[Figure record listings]
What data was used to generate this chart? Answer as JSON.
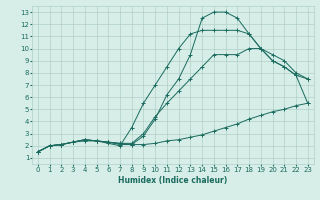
{
  "xlabel": "Humidex (Indice chaleur)",
  "bg_color": "#d6ede8",
  "line_color": "#1a6b5e",
  "grid_color": "#b0cfc8",
  "xlim": [
    -0.5,
    23.5
  ],
  "ylim": [
    0.5,
    13.5
  ],
  "xticks": [
    0,
    1,
    2,
    3,
    4,
    5,
    6,
    7,
    8,
    9,
    10,
    11,
    12,
    13,
    14,
    15,
    16,
    17,
    18,
    19,
    20,
    21,
    22,
    23
  ],
  "yticks": [
    1,
    2,
    3,
    4,
    5,
    6,
    7,
    8,
    9,
    10,
    11,
    12,
    13
  ],
  "lines": [
    {
      "x": [
        0,
        1,
        2,
        3,
        4,
        5,
        6,
        7,
        8,
        9,
        10,
        11,
        12,
        13,
        14,
        15,
        16,
        17,
        18,
        19,
        20,
        21,
        22,
        23
      ],
      "y": [
        1.5,
        2.0,
        2.1,
        2.3,
        2.5,
        2.4,
        2.3,
        2.1,
        2.1,
        2.8,
        4.2,
        6.2,
        7.5,
        9.5,
        12.5,
        13.0,
        13.0,
        12.5,
        11.2,
        10.0,
        9.0,
        8.5,
        7.8,
        7.5
      ]
    },
    {
      "x": [
        0,
        1,
        2,
        3,
        4,
        5,
        6,
        7,
        8,
        9,
        10,
        11,
        12,
        13,
        14,
        15,
        16,
        17,
        18,
        19,
        20,
        21,
        22,
        23
      ],
      "y": [
        1.5,
        2.0,
        2.1,
        2.3,
        2.5,
        2.4,
        2.2,
        2.0,
        3.5,
        5.5,
        7.0,
        8.5,
        10.0,
        11.2,
        11.5,
        11.5,
        11.5,
        11.5,
        11.2,
        10.0,
        9.0,
        8.5,
        7.8,
        5.5
      ]
    },
    {
      "x": [
        0,
        1,
        2,
        3,
        4,
        5,
        6,
        7,
        8,
        9,
        10,
        11,
        12,
        13,
        14,
        15,
        16,
        17,
        18,
        19,
        20,
        21,
        22,
        23
      ],
      "y": [
        1.5,
        2.0,
        2.1,
        2.3,
        2.5,
        2.4,
        2.3,
        2.2,
        2.2,
        3.0,
        4.4,
        5.5,
        6.5,
        7.5,
        8.5,
        9.5,
        9.5,
        9.5,
        10.0,
        10.0,
        9.5,
        9.0,
        8.0,
        7.5
      ]
    },
    {
      "x": [
        0,
        1,
        2,
        3,
        4,
        5,
        6,
        7,
        8,
        9,
        10,
        11,
        12,
        13,
        14,
        15,
        16,
        17,
        18,
        19,
        20,
        21,
        22,
        23
      ],
      "y": [
        1.5,
        2.0,
        2.1,
        2.3,
        2.4,
        2.4,
        2.3,
        2.2,
        2.1,
        2.1,
        2.2,
        2.4,
        2.5,
        2.7,
        2.9,
        3.2,
        3.5,
        3.8,
        4.2,
        4.5,
        4.8,
        5.0,
        5.3,
        5.5
      ]
    }
  ]
}
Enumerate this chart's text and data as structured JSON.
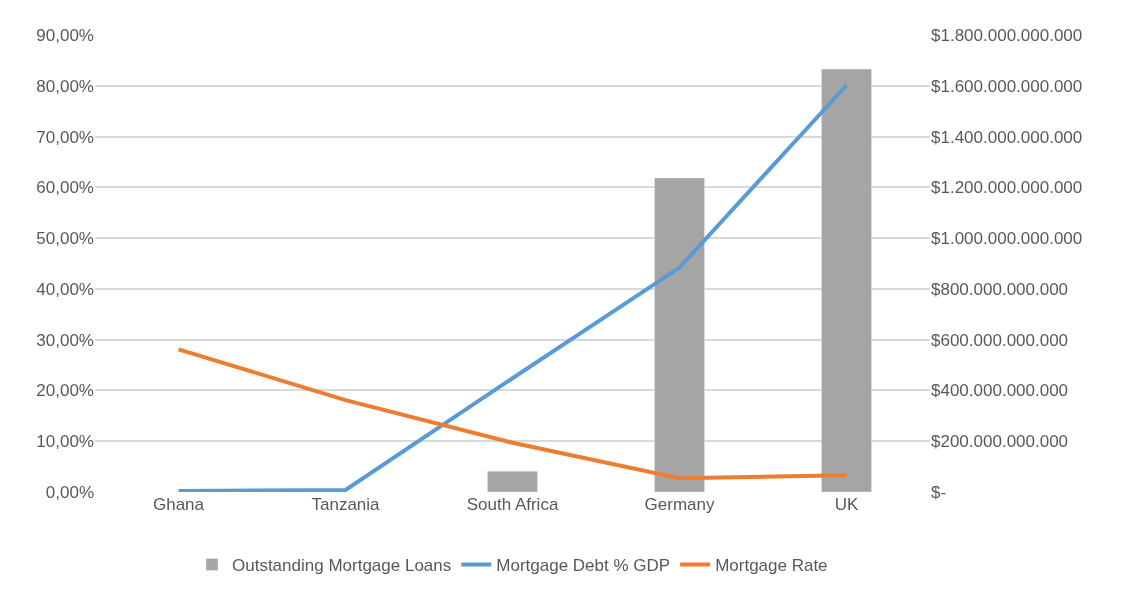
{
  "chart_data": {
    "type": "bar",
    "categories": [
      "Ghana",
      "Tanzania",
      "South Africa",
      "Germany",
      "UK"
    ],
    "series": [
      {
        "name": "Outstanding Mortgage Loans",
        "axis": "y2",
        "color": "#a5a5a5",
        "values": [
          null,
          null,
          82000000000,
          1237000000000,
          1666000000000
        ]
      },
      {
        "name": "Mortgage Debt % GDP",
        "type": "line",
        "axis": "y",
        "color": "#5b9bd5",
        "values": [
          0.2,
          0.4,
          22.4,
          44.2,
          80.1
        ]
      },
      {
        "name": "Mortgage Rate",
        "type": "line",
        "axis": "y",
        "color": "#ed7d31",
        "values": [
          28.1,
          18.1,
          9.7,
          2.7,
          3.3
        ]
      }
    ],
    "ylim": [
      0,
      90
    ],
    "yticks": [
      {
        "value": 0,
        "label": "0,00%"
      },
      {
        "value": 10,
        "label": "10,00%"
      },
      {
        "value": 20,
        "label": "20,00%"
      },
      {
        "value": 30,
        "label": "30,00%"
      },
      {
        "value": 40,
        "label": "40,00%"
      },
      {
        "value": 50,
        "label": "50,00%"
      },
      {
        "value": 60,
        "label": "60,00%"
      },
      {
        "value": 70,
        "label": "70,00%"
      },
      {
        "value": 80,
        "label": "80,00%"
      },
      {
        "value": 90,
        "label": "90,00%"
      }
    ],
    "y2lim": [
      0,
      1800000000000
    ],
    "y2ticks": [
      {
        "value": 0,
        "label": "$-"
      },
      {
        "value": 200000000000,
        "label": "$200.000.000.000"
      },
      {
        "value": 400000000000,
        "label": "$400.000.000.000"
      },
      {
        "value": 600000000000,
        "label": "$600.000.000.000"
      },
      {
        "value": 800000000000,
        "label": "$800.000.000.000"
      },
      {
        "value": 1000000000000,
        "label": "$1.000.000.000.000"
      },
      {
        "value": 1200000000000,
        "label": "$1.200.000.000.000"
      },
      {
        "value": 1400000000000,
        "label": "$1.400.000.000.000"
      },
      {
        "value": 1600000000000,
        "label": "$1.600.000.000.000"
      },
      {
        "value": 1800000000000,
        "label": "$1.800.000.000.000"
      }
    ],
    "grid": "y",
    "legend": "bottom",
    "marker": "none",
    "line_style": "solid"
  }
}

What needs to be done: Search the preceding listing for the word "JSON" and pull out every line that holds it.

Final result:
What data was used to generate this chart? Answer as JSON.
Enumerate this chart's text and data as structured JSON.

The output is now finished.